Records to process
_ _ _ _

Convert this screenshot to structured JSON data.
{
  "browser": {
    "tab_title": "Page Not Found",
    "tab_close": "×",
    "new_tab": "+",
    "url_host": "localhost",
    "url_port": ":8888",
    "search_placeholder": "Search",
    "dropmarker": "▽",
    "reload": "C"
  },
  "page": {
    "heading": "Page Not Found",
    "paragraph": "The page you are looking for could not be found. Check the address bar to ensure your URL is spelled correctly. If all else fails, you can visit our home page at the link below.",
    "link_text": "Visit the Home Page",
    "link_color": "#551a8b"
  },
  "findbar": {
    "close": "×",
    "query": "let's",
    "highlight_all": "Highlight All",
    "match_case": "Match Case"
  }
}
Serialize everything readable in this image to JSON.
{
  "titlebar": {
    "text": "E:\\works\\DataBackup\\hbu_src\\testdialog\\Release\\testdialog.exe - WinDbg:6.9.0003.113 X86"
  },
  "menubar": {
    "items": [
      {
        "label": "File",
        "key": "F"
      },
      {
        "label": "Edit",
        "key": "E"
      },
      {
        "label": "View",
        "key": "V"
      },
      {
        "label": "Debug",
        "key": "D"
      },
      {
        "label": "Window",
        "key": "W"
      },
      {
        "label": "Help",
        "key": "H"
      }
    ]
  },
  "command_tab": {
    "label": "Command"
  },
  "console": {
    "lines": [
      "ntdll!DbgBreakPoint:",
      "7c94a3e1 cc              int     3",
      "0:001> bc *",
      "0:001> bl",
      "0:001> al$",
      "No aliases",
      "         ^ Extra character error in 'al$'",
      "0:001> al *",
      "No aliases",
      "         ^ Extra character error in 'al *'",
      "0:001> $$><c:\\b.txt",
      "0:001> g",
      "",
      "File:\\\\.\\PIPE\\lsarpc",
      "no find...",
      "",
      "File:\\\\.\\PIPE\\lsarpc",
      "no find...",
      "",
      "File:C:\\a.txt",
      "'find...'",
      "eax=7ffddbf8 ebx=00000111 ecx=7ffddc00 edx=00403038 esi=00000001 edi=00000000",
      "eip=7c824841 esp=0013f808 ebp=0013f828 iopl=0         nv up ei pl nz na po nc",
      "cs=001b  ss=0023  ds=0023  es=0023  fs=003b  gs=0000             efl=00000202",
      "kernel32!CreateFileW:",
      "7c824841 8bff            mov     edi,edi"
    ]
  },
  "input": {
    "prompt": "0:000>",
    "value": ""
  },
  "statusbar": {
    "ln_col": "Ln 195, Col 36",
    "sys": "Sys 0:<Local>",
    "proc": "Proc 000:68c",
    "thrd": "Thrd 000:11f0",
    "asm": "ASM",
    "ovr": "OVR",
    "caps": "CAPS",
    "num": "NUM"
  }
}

_ _ _ _

Written request
Pull out all lines in the data above that include "JSON".

Solution to this task
Convert this screenshot to structured JSON data.
Serialize everything readable in this image to JSON.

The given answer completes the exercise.